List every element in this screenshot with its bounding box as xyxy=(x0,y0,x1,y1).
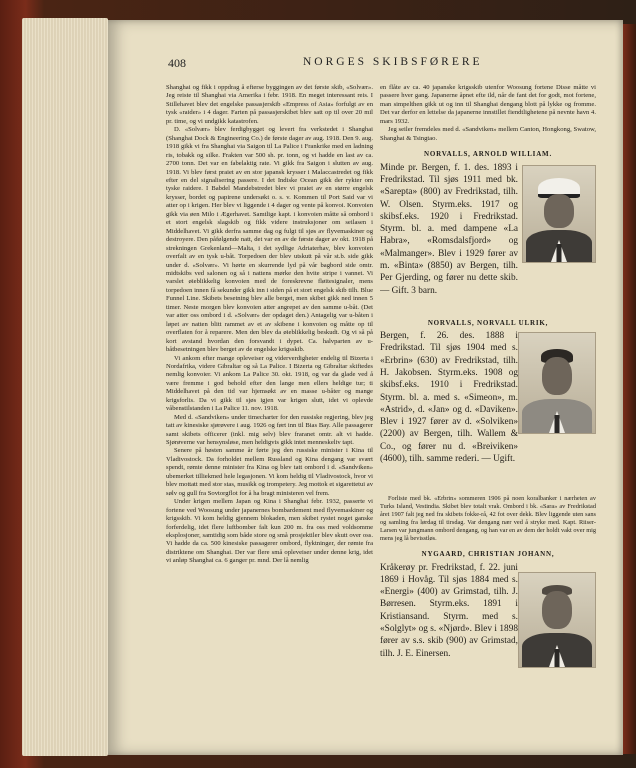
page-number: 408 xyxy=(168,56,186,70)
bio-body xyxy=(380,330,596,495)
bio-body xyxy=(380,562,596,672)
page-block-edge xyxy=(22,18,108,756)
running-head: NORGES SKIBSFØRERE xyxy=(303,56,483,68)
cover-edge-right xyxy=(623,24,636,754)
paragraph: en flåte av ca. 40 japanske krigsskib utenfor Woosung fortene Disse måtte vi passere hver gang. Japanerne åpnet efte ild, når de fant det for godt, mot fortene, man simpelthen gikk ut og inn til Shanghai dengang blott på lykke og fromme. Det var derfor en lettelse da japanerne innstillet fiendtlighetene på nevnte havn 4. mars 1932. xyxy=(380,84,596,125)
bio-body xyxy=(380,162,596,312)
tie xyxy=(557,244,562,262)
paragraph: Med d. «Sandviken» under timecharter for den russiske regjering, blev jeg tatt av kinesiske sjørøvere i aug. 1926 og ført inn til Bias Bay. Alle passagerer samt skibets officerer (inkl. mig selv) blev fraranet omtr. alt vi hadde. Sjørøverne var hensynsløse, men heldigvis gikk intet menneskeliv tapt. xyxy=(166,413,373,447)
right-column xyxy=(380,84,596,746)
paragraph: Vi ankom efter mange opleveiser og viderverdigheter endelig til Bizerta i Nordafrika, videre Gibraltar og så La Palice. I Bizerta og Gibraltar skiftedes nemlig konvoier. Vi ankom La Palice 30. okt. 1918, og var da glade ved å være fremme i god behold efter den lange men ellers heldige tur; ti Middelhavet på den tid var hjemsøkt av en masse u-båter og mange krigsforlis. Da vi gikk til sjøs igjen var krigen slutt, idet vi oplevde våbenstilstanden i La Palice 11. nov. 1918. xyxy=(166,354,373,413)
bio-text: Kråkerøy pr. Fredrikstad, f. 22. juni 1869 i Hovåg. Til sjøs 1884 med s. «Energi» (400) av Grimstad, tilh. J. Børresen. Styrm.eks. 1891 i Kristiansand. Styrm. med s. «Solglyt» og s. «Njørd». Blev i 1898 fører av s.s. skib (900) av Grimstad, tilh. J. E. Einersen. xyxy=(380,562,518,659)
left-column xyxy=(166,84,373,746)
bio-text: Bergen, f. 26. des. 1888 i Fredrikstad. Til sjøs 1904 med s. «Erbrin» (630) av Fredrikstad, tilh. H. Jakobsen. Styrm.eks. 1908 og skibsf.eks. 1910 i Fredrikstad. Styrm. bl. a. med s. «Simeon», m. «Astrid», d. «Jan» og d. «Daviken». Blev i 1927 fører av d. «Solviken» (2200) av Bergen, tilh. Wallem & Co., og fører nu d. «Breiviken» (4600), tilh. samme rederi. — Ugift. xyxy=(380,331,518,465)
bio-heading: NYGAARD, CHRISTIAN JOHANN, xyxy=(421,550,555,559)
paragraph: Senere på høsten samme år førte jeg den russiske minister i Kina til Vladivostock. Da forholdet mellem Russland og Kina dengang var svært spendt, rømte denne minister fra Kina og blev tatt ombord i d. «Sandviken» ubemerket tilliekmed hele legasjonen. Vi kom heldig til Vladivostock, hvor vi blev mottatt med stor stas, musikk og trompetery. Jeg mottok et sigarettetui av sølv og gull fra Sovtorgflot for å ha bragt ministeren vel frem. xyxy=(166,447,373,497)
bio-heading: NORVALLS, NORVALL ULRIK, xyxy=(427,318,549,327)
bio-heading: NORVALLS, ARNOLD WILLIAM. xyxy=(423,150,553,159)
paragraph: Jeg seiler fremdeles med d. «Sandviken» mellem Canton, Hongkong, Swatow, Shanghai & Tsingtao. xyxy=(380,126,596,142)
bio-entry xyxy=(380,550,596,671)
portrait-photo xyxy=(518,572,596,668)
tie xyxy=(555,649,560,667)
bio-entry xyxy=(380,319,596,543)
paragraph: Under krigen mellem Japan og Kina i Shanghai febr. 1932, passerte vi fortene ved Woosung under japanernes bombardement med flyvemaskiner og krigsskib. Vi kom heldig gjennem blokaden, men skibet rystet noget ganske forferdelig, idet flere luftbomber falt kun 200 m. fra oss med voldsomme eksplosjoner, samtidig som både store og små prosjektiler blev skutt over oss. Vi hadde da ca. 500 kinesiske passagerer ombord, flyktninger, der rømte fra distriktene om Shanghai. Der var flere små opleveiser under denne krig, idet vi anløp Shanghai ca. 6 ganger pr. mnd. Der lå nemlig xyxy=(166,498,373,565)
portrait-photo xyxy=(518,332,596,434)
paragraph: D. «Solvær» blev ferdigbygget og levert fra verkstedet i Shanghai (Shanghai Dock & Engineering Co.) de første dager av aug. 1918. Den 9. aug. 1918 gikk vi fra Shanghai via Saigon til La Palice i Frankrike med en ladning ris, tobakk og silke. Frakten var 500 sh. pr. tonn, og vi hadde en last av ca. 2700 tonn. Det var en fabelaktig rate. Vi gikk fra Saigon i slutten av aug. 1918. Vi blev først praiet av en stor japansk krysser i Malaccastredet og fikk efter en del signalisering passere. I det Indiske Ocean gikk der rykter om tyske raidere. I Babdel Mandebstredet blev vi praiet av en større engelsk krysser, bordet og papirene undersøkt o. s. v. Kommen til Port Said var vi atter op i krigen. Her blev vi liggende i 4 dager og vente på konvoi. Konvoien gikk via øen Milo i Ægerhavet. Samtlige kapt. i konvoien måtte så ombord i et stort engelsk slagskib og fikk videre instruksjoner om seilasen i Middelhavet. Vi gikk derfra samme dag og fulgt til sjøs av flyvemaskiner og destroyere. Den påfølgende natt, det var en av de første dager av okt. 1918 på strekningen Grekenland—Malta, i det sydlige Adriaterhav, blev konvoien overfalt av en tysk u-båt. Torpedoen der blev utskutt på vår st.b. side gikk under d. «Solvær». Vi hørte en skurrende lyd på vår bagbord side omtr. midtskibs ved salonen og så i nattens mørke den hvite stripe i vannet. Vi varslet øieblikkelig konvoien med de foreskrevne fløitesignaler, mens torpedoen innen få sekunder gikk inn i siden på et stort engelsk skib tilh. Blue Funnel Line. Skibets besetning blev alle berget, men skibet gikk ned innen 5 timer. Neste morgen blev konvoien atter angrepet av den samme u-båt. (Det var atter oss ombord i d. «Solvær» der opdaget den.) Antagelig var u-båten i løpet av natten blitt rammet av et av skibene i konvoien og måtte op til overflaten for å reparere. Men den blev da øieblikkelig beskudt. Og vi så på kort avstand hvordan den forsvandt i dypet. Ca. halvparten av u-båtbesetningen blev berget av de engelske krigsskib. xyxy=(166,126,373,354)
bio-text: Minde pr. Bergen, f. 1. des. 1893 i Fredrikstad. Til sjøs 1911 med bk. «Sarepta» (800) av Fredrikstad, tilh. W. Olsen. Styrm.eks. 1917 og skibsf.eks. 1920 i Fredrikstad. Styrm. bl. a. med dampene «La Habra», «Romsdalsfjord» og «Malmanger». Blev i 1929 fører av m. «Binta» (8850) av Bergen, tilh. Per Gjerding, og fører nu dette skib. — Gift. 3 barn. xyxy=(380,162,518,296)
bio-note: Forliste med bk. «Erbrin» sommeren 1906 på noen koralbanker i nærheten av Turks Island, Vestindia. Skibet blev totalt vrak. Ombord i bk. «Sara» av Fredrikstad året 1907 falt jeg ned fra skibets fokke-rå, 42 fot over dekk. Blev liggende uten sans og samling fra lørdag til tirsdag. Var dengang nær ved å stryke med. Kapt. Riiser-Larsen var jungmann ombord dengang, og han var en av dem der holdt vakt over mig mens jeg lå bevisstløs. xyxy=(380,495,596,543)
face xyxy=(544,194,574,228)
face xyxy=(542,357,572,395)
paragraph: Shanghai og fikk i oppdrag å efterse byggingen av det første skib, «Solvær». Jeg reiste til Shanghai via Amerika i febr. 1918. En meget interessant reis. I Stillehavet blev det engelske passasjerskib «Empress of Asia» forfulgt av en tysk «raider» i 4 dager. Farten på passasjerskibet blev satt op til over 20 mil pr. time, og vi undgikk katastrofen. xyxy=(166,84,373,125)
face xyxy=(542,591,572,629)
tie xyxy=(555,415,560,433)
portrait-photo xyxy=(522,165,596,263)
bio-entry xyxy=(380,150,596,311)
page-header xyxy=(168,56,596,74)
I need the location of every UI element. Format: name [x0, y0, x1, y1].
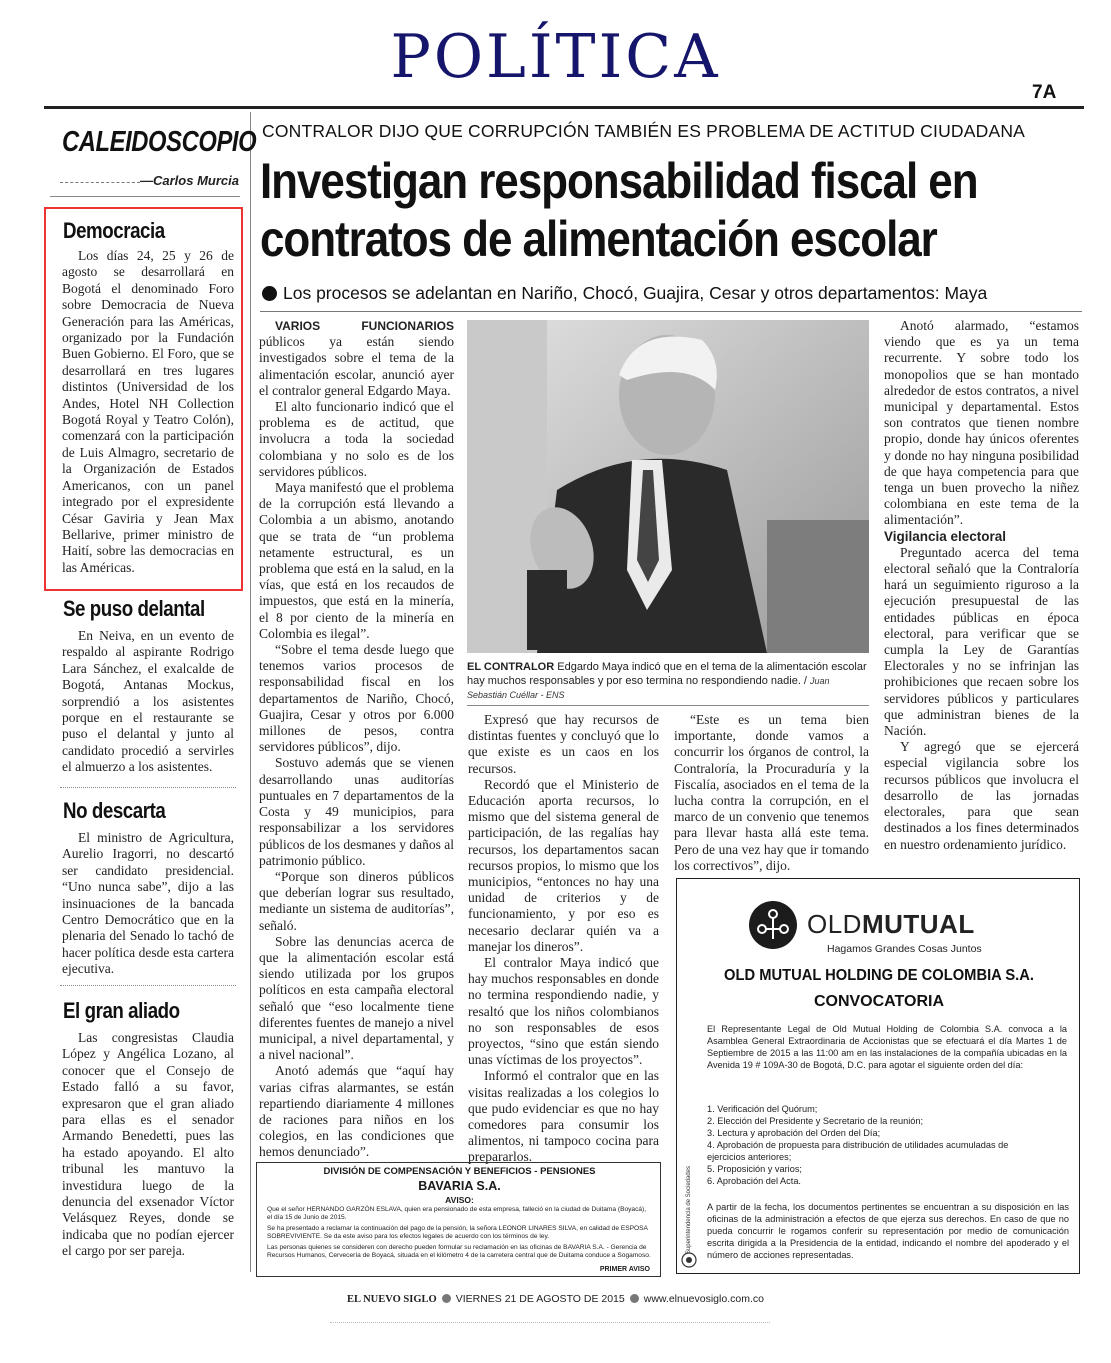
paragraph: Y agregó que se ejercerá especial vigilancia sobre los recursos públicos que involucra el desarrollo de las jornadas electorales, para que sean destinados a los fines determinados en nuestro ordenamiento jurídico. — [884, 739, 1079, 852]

INSTRUÇÃO ESCRITA:
Reproduza sem nenhuma alteração tudo o que vai da linha que contém "page-number: 408 xyxy=(168,56,186,70)" até a linha que contém "cover-edge-right xyxy=(623,24,636,754)", com as duas incluídas.

RESPOSTA ESCRITA:
page-number: 408 xyxy=(168,56,186,70)
bio-body xyxy=(380,330,596,495)
bio-body xyxy=(380,562,596,672)
page-block-edge xyxy=(22,18,108,756)
running-head: NORGES SKIBSFØRERE xyxy=(303,56,483,68)
cover-edge-right xyxy=(623,24,636,754)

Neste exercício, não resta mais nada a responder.